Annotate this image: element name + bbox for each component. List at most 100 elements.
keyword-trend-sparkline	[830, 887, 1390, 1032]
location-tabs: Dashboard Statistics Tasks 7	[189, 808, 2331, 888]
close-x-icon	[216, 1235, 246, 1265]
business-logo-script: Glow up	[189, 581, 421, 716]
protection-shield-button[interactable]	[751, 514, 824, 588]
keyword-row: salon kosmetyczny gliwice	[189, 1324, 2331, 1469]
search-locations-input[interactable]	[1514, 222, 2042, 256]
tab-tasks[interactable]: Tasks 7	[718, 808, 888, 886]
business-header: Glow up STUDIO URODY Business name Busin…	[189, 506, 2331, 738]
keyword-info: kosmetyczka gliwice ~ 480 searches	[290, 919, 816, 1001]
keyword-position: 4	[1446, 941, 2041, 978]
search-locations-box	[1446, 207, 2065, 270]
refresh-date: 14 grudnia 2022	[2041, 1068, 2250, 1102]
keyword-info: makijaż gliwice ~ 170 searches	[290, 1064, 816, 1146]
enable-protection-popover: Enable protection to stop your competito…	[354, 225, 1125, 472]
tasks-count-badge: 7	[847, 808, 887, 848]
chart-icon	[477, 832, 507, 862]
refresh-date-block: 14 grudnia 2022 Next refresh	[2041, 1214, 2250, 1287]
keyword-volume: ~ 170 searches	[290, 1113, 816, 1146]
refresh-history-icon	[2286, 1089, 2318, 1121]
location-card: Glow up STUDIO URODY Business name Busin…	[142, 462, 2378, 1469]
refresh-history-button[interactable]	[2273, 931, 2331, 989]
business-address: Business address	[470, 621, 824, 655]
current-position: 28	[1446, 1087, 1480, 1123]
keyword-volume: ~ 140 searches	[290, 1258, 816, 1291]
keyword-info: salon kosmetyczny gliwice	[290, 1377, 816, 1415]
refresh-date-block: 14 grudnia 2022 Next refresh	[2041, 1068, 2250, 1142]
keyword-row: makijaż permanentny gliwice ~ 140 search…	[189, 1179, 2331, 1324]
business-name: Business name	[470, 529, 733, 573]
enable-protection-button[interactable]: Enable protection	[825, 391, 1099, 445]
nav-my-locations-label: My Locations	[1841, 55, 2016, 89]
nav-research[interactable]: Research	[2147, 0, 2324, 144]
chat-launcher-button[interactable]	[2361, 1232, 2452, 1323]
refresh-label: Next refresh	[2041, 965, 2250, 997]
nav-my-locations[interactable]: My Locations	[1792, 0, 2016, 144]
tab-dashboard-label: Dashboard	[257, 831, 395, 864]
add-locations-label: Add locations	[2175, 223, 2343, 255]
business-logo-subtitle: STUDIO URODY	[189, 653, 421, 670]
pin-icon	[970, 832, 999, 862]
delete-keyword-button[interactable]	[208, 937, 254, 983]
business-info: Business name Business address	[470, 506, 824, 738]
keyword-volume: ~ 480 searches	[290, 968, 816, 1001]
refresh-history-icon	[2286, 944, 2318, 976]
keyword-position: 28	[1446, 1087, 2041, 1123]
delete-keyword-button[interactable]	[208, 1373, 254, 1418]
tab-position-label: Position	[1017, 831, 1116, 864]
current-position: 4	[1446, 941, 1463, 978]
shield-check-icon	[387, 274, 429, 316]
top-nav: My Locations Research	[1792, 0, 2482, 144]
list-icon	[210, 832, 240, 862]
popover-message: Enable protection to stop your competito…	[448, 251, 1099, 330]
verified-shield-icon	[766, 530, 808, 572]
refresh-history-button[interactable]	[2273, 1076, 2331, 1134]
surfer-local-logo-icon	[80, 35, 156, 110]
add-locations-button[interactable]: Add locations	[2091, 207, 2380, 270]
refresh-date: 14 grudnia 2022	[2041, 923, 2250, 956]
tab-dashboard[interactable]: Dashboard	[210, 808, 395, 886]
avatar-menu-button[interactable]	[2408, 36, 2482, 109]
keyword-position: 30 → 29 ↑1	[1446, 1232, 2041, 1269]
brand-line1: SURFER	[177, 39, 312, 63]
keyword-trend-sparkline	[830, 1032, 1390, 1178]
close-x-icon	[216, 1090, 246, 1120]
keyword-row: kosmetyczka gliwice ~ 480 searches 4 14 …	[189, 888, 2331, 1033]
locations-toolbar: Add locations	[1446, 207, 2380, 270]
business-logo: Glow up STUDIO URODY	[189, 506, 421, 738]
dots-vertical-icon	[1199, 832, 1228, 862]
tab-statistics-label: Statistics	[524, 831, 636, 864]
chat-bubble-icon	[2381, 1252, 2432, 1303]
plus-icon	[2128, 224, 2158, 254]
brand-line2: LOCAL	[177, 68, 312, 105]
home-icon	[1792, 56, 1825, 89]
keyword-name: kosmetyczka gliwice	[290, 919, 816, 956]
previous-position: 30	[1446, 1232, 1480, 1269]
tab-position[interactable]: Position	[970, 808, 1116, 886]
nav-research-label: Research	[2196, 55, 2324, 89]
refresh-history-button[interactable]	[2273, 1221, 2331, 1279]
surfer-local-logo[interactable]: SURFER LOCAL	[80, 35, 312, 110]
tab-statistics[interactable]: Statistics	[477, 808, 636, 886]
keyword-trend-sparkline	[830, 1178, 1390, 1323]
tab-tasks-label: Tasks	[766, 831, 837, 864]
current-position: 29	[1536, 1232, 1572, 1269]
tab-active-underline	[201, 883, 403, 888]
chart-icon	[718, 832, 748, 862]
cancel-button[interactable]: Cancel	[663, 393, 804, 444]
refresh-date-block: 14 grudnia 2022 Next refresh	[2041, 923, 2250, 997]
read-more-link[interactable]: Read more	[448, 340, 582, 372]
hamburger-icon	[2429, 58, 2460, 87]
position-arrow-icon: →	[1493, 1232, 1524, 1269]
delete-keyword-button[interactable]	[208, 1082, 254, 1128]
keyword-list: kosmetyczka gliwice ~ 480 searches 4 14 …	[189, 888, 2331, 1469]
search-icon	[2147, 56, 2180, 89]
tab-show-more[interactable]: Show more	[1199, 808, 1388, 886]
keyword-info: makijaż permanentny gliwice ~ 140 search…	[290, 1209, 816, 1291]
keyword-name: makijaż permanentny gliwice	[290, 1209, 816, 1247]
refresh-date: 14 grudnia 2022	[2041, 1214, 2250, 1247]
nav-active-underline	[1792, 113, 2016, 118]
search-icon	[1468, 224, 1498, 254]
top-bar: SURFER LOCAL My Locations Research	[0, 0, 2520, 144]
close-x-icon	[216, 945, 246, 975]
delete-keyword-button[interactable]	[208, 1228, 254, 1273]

_ _ _ _ _

Copy every line of the data above word for word, leaving each name and its box numbers unchanged.

Annotate this image: element name + bbox for each component. List at most 100 elements.
keyword-trend-sparkline	[830, 887, 1390, 1032]
location-tabs: Dashboard Statistics Tasks 7	[189, 808, 2331, 888]
close-x-icon	[216, 1235, 246, 1265]
business-logo-script: Glow up	[189, 581, 421, 716]
protection-shield-button[interactable]	[751, 514, 824, 588]
keyword-row: salon kosmetyczny gliwice	[189, 1324, 2331, 1469]
search-locations-input[interactable]	[1514, 222, 2042, 256]
tab-tasks[interactable]: Tasks 7	[718, 808, 888, 886]
business-header: Glow up STUDIO URODY Business name Busin…	[189, 506, 2331, 738]
keyword-info: kosmetyczka gliwice ~ 480 searches	[290, 919, 816, 1001]
keyword-position: 4	[1446, 941, 2041, 978]
search-locations-box	[1446, 207, 2065, 270]
refresh-date: 14 grudnia 2022	[2041, 1068, 2250, 1102]
keyword-info: makijaż gliwice ~ 170 searches	[290, 1064, 816, 1146]
enable-protection-popover: Enable protection to stop your competito…	[354, 225, 1125, 472]
tasks-count-badge: 7	[847, 808, 887, 848]
chart-icon	[477, 832, 507, 862]
refresh-date-block: 14 grudnia 2022 Next refresh	[2041, 1214, 2250, 1287]
keyword-volume: ~ 170 searches	[290, 1113, 816, 1146]
refresh-history-icon	[2286, 1089, 2318, 1121]
location-card: Glow up STUDIO URODY Business name Busin…	[142, 462, 2378, 1469]
refresh-history-button[interactable]	[2273, 931, 2331, 989]
business-address: Business address	[470, 621, 824, 655]
current-position: 28	[1446, 1087, 1480, 1123]
keyword-volume: ~ 140 searches	[290, 1258, 816, 1291]
keyword-info: salon kosmetyczny gliwice	[290, 1377, 816, 1415]
refresh-date-block: 14 grudnia 2022 Next refresh	[2041, 1068, 2250, 1142]
keyword-row: makijaż permanentny gliwice ~ 140 search…	[189, 1179, 2331, 1324]
business-name: Business name	[470, 529, 733, 573]
enable-protection-button[interactable]: Enable protection	[825, 391, 1099, 445]
nav-my-locations-label: My Locations	[1841, 55, 2016, 89]
nav-research[interactable]: Research	[2147, 0, 2324, 144]
chat-launcher-button[interactable]	[2361, 1232, 2452, 1323]
refresh-label: Next refresh	[2041, 965, 2250, 997]
nav-my-locations[interactable]: My Locations	[1792, 0, 2016, 144]
tab-dashboard-label: Dashboard	[257, 831, 395, 864]
add-locations-label: Add locations	[2175, 223, 2343, 255]
business-logo-subtitle: STUDIO URODY	[189, 653, 421, 670]
pin-icon	[970, 832, 999, 862]
delete-keyword-button[interactable]	[208, 937, 254, 983]
business-info: Business name Business address	[470, 506, 824, 738]
keyword-volume: ~ 480 searches	[290, 968, 816, 1001]
refresh-history-icon	[2286, 944, 2318, 976]
keyword-position: 28	[1446, 1087, 2041, 1123]
delete-keyword-button[interactable]	[208, 1373, 254, 1418]
tab-position-label: Position	[1017, 831, 1116, 864]
current-position: 4	[1446, 941, 1463, 978]
shield-check-icon	[387, 274, 429, 316]
top-nav: My Locations Research	[1792, 0, 2482, 144]
list-icon	[210, 832, 240, 862]
popover-message: Enable protection to stop your competito…	[448, 251, 1099, 330]
verified-shield-icon	[766, 530, 808, 572]
refresh-history-button[interactable]	[2273, 1076, 2331, 1134]
surfer-local-logo-icon	[80, 35, 156, 110]
add-locations-button[interactable]: Add locations	[2091, 207, 2380, 270]
refresh-date: 14 grudnia 2022	[2041, 923, 2250, 956]
tab-dashboard[interactable]: Dashboard	[210, 808, 395, 886]
avatar-menu-button[interactable]	[2408, 36, 2482, 109]
keyword-position: 30 → 29 ↑1	[1446, 1232, 2041, 1269]
brand-line1: SURFER	[177, 39, 312, 63]
keyword-trend-sparkline	[830, 1032, 1390, 1178]
close-x-icon	[216, 1090, 246, 1120]
keyword-row: kosmetyczka gliwice ~ 480 searches 4 14 …	[189, 888, 2331, 1033]
locations-toolbar: Add locations	[1446, 207, 2380, 270]
business-logo: Glow up STUDIO URODY	[189, 506, 421, 738]
dots-vertical-icon	[1199, 832, 1228, 862]
tab-statistics-label: Statistics	[524, 831, 636, 864]
chat-bubble-icon	[2381, 1252, 2432, 1303]
plus-icon	[2128, 224, 2158, 254]
brand-line2: LOCAL	[177, 68, 312, 105]
home-icon	[1792, 56, 1825, 89]
keyword-name: kosmetyczka gliwice	[290, 919, 816, 956]
previous-position: 30	[1446, 1232, 1480, 1269]
tab-position[interactable]: Position	[970, 808, 1116, 886]
nav-research-label: Research	[2196, 55, 2324, 89]
refresh-history-button[interactable]	[2273, 1221, 2331, 1279]
surfer-local-logo[interactable]: SURFER LOCAL	[80, 35, 312, 110]
tab-statistics[interactable]: Statistics	[477, 808, 636, 886]
keyword-trend-sparkline	[830, 1178, 1390, 1323]
tab-tasks-label: Tasks	[766, 831, 837, 864]
current-position: 29	[1536, 1232, 1572, 1269]
tab-active-underline	[201, 883, 403, 888]
chart-icon	[718, 832, 748, 862]
cancel-button[interactable]: Cancel	[663, 393, 804, 444]
refresh-date-block: 14 grudnia 2022 Next refresh	[2041, 923, 2250, 997]
read-more-link[interactable]: Read more	[448, 340, 582, 372]
hamburger-icon	[2429, 58, 2460, 87]
position-arrow-icon: →	[1493, 1232, 1524, 1269]
delete-keyword-button[interactable]	[208, 1082, 254, 1128]
keyword-list: kosmetyczka gliwice ~ 480 searches 4 14 …	[189, 888, 2331, 1469]
search-icon	[2147, 56, 2180, 89]
tab-show-more[interactable]: Show more	[1199, 808, 1388, 886]
keyword-info: makijaż permanentny gliwice ~ 140 search…	[290, 1209, 816, 1291]
keyword-name: makijaż permanentny gliwice	[290, 1209, 816, 1247]
refresh-date: 14 grudnia 2022	[2041, 1214, 2250, 1247]
nav-active-underline	[1792, 113, 2016, 118]
search-icon	[1468, 224, 1498, 254]
top-bar: SURFER LOCAL My Locations Research	[0, 0, 2520, 144]
close-x-icon	[216, 945, 246, 975]
delete-keyword-button[interactable]	[208, 1228, 254, 1273]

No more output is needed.